A block of data:
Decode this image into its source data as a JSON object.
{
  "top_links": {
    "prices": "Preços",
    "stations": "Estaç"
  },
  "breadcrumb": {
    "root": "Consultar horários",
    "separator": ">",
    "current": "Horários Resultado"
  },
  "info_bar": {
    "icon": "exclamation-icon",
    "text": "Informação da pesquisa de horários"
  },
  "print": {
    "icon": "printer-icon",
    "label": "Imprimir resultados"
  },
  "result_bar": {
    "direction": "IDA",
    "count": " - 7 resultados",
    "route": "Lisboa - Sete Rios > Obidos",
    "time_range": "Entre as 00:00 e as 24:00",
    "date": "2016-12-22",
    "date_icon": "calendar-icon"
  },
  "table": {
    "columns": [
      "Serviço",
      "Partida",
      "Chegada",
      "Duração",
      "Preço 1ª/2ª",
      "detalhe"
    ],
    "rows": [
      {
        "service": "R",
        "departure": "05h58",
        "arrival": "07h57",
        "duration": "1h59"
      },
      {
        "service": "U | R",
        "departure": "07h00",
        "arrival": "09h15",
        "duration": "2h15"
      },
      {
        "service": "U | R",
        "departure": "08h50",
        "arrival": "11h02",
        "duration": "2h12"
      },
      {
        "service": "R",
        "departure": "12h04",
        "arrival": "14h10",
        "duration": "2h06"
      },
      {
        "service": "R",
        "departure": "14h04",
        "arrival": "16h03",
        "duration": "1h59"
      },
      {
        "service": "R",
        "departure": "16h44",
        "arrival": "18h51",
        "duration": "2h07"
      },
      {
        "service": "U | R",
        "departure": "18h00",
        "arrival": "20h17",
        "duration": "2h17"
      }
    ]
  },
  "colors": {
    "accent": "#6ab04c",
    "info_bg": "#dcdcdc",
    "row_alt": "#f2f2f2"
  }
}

PROBLEM DESCRIPTION:
Copy each line that holds the word "departure".

EXERCISE RESULT:
        "departure": "05h58",
        "departure": "07h00",
        "departure": "08h50",
        "departure": "12h04",
        "departure": "14h04",
        "departure": "16h44",
        "departure": "18h00",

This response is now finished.